_Data_
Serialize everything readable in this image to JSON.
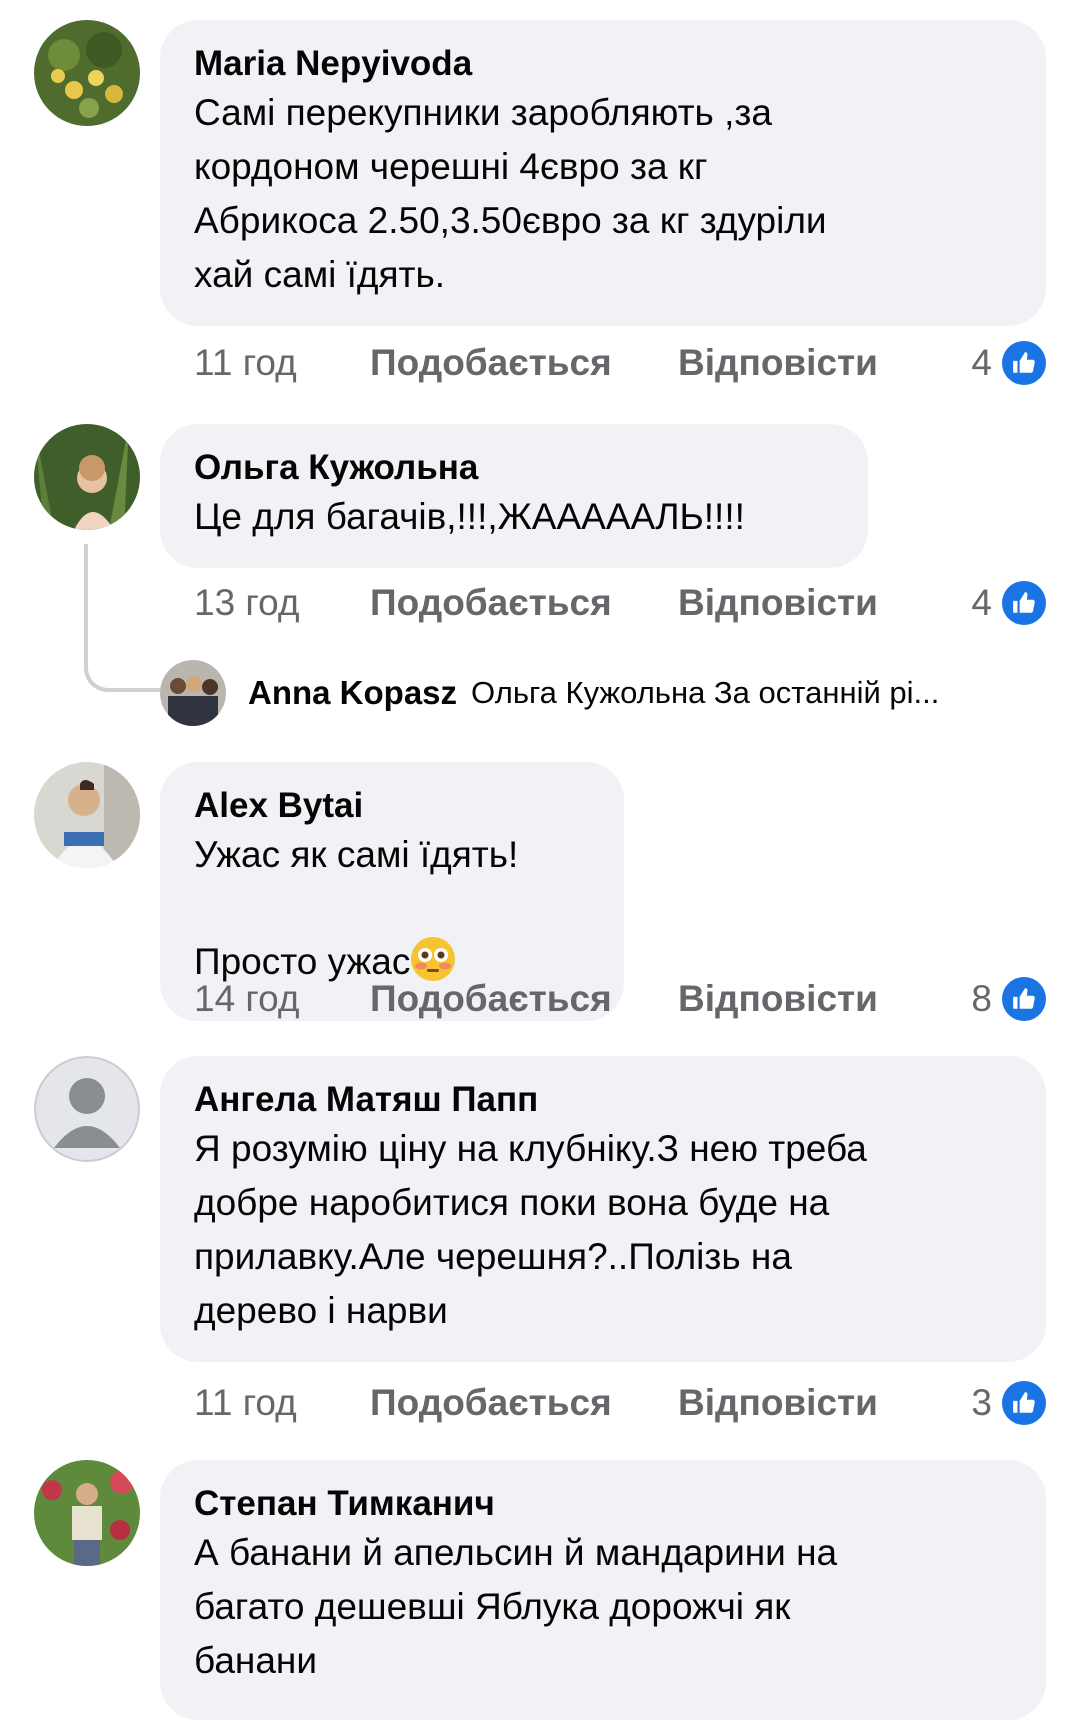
{
  "comments": [
    {
      "author": "Maria Nepyivoda",
      "text": "Самі перекупники заробляють ,за\nкордоном черешні 4євро за кг\nАбрикоса 2.50,3.50євро за кг здуріли\nхай самі їдять.",
      "time": "11 год",
      "like_label": "Подобається",
      "reply_label": "Відповісти",
      "reactions": "4"
    },
    {
      "author": "Ольга Кужольна",
      "text": "Це для багачів,!!!,ЖААААAЛЬ!!!!",
      "time": "13 год",
      "like_label": "Подобається",
      "reply_label": "Відповісти",
      "reactions": "4"
    },
    {
      "author": "Alex Bytai",
      "text": "Ужас як самі їдять!\nПросто ужас",
      "time": "14 год",
      "like_label": "Подобається",
      "reply_label": "Відповісти",
      "reactions": "8"
    },
    {
      "author": "Ангела Матяш Папп",
      "text": "Я розумію ціну на клубніку.З нею треба\nдобре наробитися поки вона буде на\nприлавку.Але черешня?..Полізь на\nдерево і нарви",
      "time": "11 год",
      "like_label": "Подобається",
      "reply_label": "Відповісти",
      "reactions": "3"
    },
    {
      "author": "Степан Тимканич",
      "text": "А банани й апельсин й мандарини на\nбагато дешевші Яблука дорожчі як\nбанани"
    }
  ],
  "reply_preview": {
    "author": "Anna Kopasz",
    "text": "Ольга Кужольна За останній рі..."
  },
  "emoji": "flushed-face-emoji",
  "icons": [
    "like-icon",
    "default-avatar-icon"
  ],
  "colors": {
    "bubble": "#f0f2f5",
    "meta": "#65676b",
    "like_blue": "#1b74e4",
    "text": "#050505"
  }
}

_What you are asked to do_
In the listing above, find the lines holding the word "time" and copy them.

_Full output_
      "time": "11 год",
      "time": "13 год",
      "time": "14 год",
      "time": "11 год",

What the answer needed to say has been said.